▶ [Requirements]: In the data, extract each line that holds the string "this".

>> START

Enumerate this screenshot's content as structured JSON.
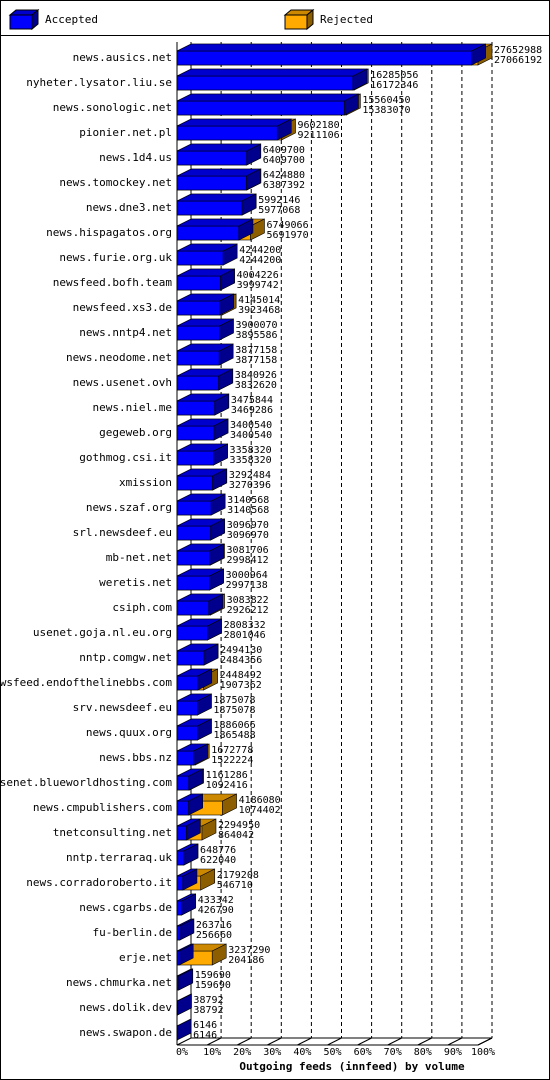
{
  "chart_data": {
    "type": "bar3d-horizontal",
    "title": "Outgoing feeds (innfeed) by volume",
    "categories": [
      "news.ausics.net",
      "nyheter.lysator.liu.se",
      "news.sonologic.net",
      "pionier.net.pl",
      "news.1d4.us",
      "news.tomockey.net",
      "news.dne3.net",
      "news.hispagatos.org",
      "news.furie.org.uk",
      "newsfeed.bofh.team",
      "newsfeed.xs3.de",
      "news.nntp4.net",
      "news.neodome.net",
      "news.usenet.ovh",
      "news.niel.me",
      "gegeweb.org",
      "gothmog.csi.it",
      "xmission",
      "news.szaf.org",
      "srl.newsdeef.eu",
      "mb-net.net",
      "weretis.net",
      "csiph.com",
      "usenet.goja.nl.eu.org",
      "nntp.comgw.net",
      "newsfeed.endofthelinebbs.com",
      "srv.newsdeef.eu",
      "news.quux.org",
      "news.bbs.nz",
      "usenet.blueworldhosting.com",
      "news.cmpublishers.com",
      "tnetconsulting.net",
      "nntp.terraraq.uk",
      "news.corradoroberto.it",
      "news.cgarbs.de",
      "fu-berlin.de",
      "erje.net",
      "news.chmurka.net",
      "news.dolik.dev",
      "news.swapon.de"
    ],
    "offered": [
      27652988,
      16285056,
      15560450,
      9602180,
      6409700,
      6424880,
      5992146,
      6749066,
      4244200,
      4004226,
      4145014,
      3900070,
      3877158,
      3840926,
      3475844,
      3400540,
      3358320,
      3292484,
      3140568,
      3096970,
      3081706,
      3000964,
      3083822,
      2808332,
      2494130,
      2448492,
      1875078,
      1886066,
      1672778,
      1161286,
      4186080,
      2294950,
      648776,
      2179208,
      433342,
      263716,
      3237290,
      159690,
      38792,
      6146
    ],
    "series": [
      {
        "name": "Accepted",
        "color": "#0000ff",
        "values": [
          27066192,
          16172346,
          15383070,
          9211106,
          6409700,
          6387392,
          5977068,
          5691970,
          4244200,
          3999742,
          3923468,
          3895586,
          3877158,
          3832620,
          3469286,
          3400540,
          3358320,
          3270396,
          3140568,
          3096970,
          2998412,
          2997138,
          2926212,
          2801046,
          2484356,
          1907362,
          1875078,
          1865488,
          1522224,
          1092416,
          1074402,
          864042,
          622040,
          546710,
          426790,
          256660,
          204186,
          159690,
          38792,
          6146
        ]
      },
      {
        "name": "Rejected",
        "color": "#ffaa00"
      }
    ],
    "xlim": [
      0,
      100
    ],
    "xticks": [
      {
        "value": 0,
        "label": "0%"
      },
      {
        "value": 10,
        "label": "10%"
      },
      {
        "value": 20,
        "label": "20%"
      },
      {
        "value": 30,
        "label": "30%"
      },
      {
        "value": 40,
        "label": "40%"
      },
      {
        "value": 50,
        "label": "50%"
      },
      {
        "value": 60,
        "label": "60%"
      },
      {
        "value": 70,
        "label": "70%"
      },
      {
        "value": 80,
        "label": "80%"
      },
      {
        "value": 90,
        "label": "90%"
      },
      {
        "value": 100,
        "label": "100%"
      }
    ],
    "grid": true
  }
}
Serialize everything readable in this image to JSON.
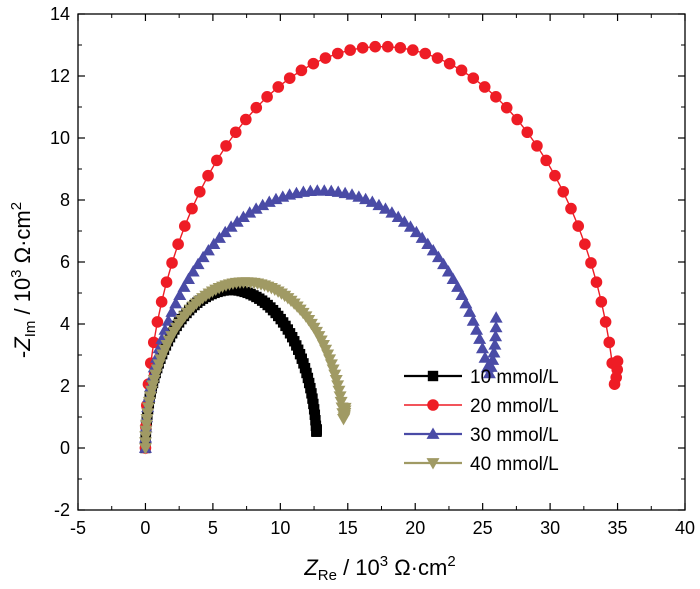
{
  "chart_data": {
    "type": "scatter",
    "title": "",
    "xlabel": {
      "main": "Z",
      "sub": "Re",
      "rest": " / 10",
      "sup": "3",
      "unit": " Ω·cm",
      "unit_sup": "2"
    },
    "ylabel": {
      "prefix": "-",
      "main": "Z",
      "sub": "Im",
      "rest": " / 10",
      "sup": "3",
      "unit": " Ω·cm",
      "unit_sup": "2"
    },
    "xlim": [
      -5,
      40
    ],
    "ylim": [
      -2,
      14
    ],
    "xticks": [
      "-5",
      "0",
      "5",
      "10",
      "15",
      "20",
      "25",
      "30",
      "35",
      "40"
    ],
    "yticks": [
      "-2",
      "0",
      "2",
      "4",
      "6",
      "8",
      "10",
      "12",
      "14"
    ],
    "grid": false,
    "legend_position": "lower-right",
    "series": [
      {
        "name": "10 mmol/L",
        "color": "#000000",
        "marker": "square",
        "line": false,
        "arc": {
          "r0": 0.0,
          "r1": 12.7,
          "peak": 5.1,
          "start_y": 0.0,
          "end_y": 0.6,
          "count": 90
        }
      },
      {
        "name": "20 mmol/L",
        "color": "#ee1c25",
        "marker": "circle",
        "line": true,
        "arc": {
          "r0": 0.0,
          "r1": 35.0,
          "peak": 12.95,
          "start_y": 0.0,
          "end_y": 2.8,
          "count": 60
        }
      },
      {
        "name": "30 mmol/L",
        "color": "#4a4ba6",
        "marker": "triangle-up",
        "line": false,
        "arc": {
          "r0": 0.0,
          "r1": 26.0,
          "peak": 8.3,
          "start_y": 0.0,
          "end_y": 4.2,
          "count": 80
        }
      },
      {
        "name": "40 mmol/L",
        "color": "#a09a64",
        "marker": "triangle-down",
        "line": false,
        "arc": {
          "r0": 0.0,
          "r1": 14.8,
          "peak": 5.35,
          "start_y": 0.0,
          "end_y": 1.3,
          "count": 90
        }
      }
    ]
  }
}
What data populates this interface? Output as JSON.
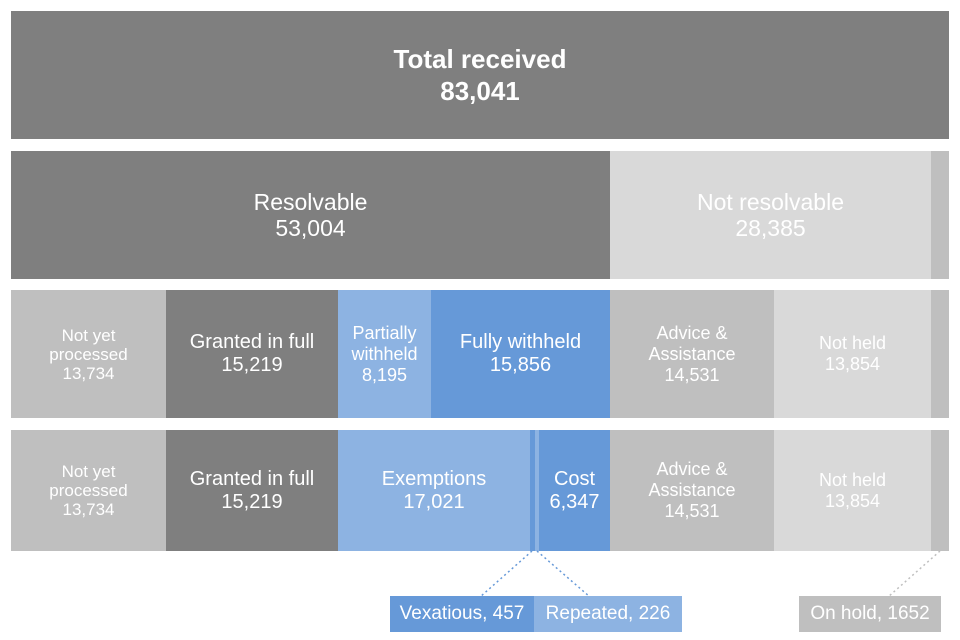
{
  "colors": {
    "dark": "#7f7f7f",
    "mid": "#bfbfbf",
    "light": "#d9d9d9",
    "blue_light": "#8db3e2",
    "blue": "#6699d8",
    "dotted": "#6699d8"
  },
  "total": {
    "label": "Total received",
    "value": "83,041"
  },
  "level1": {
    "resolvable": {
      "label": "Resolvable",
      "value": "53,004"
    },
    "not_resolvable": {
      "label": "Not resolvable",
      "value": "28,385"
    }
  },
  "level2": {
    "not_yet_processed": {
      "line1": "Not yet",
      "line2": "processed",
      "value": "13,734"
    },
    "granted_in_full": {
      "label": "Granted in full",
      "value": "15,219"
    },
    "partially_withheld": {
      "line1": "Partially",
      "line2": "withheld",
      "value": "8,195"
    },
    "fully_withheld": {
      "label": "Fully withheld",
      "value": "15,856"
    },
    "advice_assistance": {
      "line1": "Advice &",
      "line2": "Assistance",
      "value": "14,531"
    },
    "not_held": {
      "label": "Not held",
      "value": "13,854"
    }
  },
  "level3": {
    "not_yet_processed": {
      "line1": "Not yet",
      "line2": "processed",
      "value": "13,734"
    },
    "granted_in_full": {
      "label": "Granted in full",
      "value": "15,219"
    },
    "exemptions": {
      "label": "Exemptions",
      "value": "17,021"
    },
    "cost": {
      "label": "Cost",
      "value": "6,347"
    },
    "advice_assistance": {
      "line1": "Advice &",
      "line2": "Assistance",
      "value": "14,531"
    },
    "not_held": {
      "label": "Not held",
      "value": "13,854"
    }
  },
  "callouts": {
    "vexatious": "Vexatious, 457",
    "repeated": "Repeated, 226",
    "on_hold": "On hold, 1652"
  }
}
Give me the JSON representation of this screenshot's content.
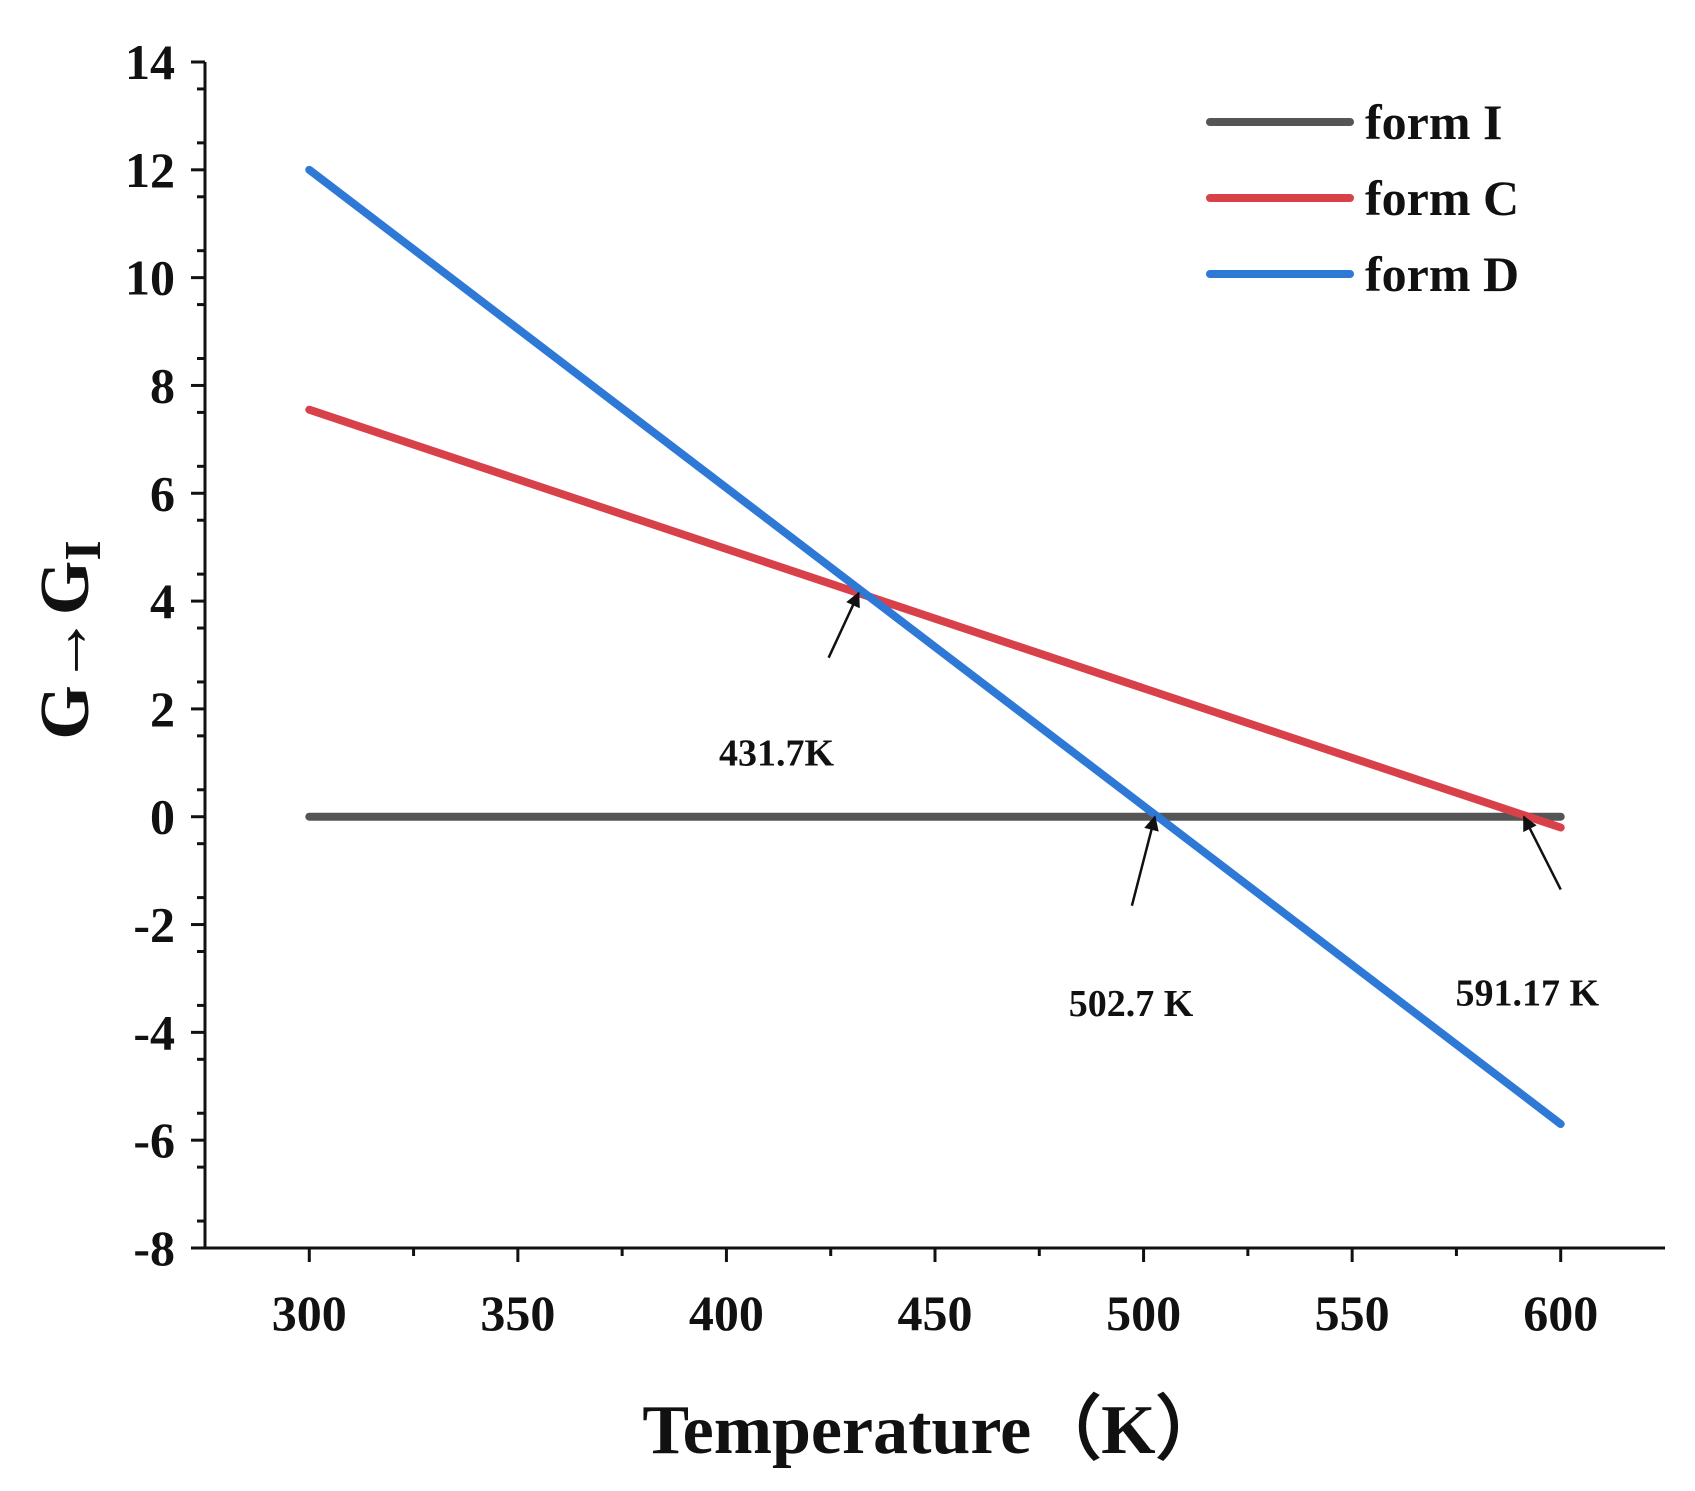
{
  "chart_data": {
    "type": "line",
    "title": "",
    "xlabel": "Temperature（K）",
    "ylabel_main": "G→G",
    "ylabel_sub": "I",
    "xlim": [
      275,
      625
    ],
    "ylim": [
      -8,
      14
    ],
    "x_ticks": [
      300,
      350,
      400,
      450,
      500,
      550,
      600
    ],
    "x_minor_ticks": [
      325,
      375,
      425,
      475,
      525,
      575
    ],
    "y_ticks": [
      -8,
      -6,
      -4,
      -2,
      0,
      2,
      4,
      6,
      8,
      10,
      12,
      14
    ],
    "y_minor_step": 0.5,
    "grid": false,
    "legend_position": "top-right",
    "series": [
      {
        "name": "form I",
        "color": "#555555",
        "x": [
          300,
          600
        ],
        "y": [
          0,
          0
        ]
      },
      {
        "name": "form C",
        "color": "#d9414a",
        "x": [
          300,
          600
        ],
        "y": [
          7.55,
          -0.2
        ]
      },
      {
        "name": "form D",
        "color": "#2e78d6",
        "x": [
          300,
          600
        ],
        "y": [
          12.0,
          -5.7
        ]
      }
    ],
    "annotations": [
      {
        "text": "431.7K",
        "target_x": 431.7,
        "target_y": 4.15,
        "tail_x": 424.5,
        "tail_y": 2.95,
        "label_x": 412,
        "label_y": 0.95
      },
      {
        "text": "502.7 K",
        "target_x": 502.7,
        "target_y": 0,
        "tail_x": 497.2,
        "tail_y": -1.65,
        "label_x": 497,
        "label_y": -3.7
      },
      {
        "text": "591.17 K",
        "target_x": 591.17,
        "target_y": 0,
        "tail_x": 600,
        "tail_y": -1.35,
        "label_x": 592,
        "label_y": -3.5
      }
    ]
  }
}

>> END

▶ [Answer below]:
Enumerate this screenshot's content as structured JSON.
Serialize everything readable in this image to JSON.
What data populates this interface? Output as JSON.
Give me the JSON representation of this screenshot's content.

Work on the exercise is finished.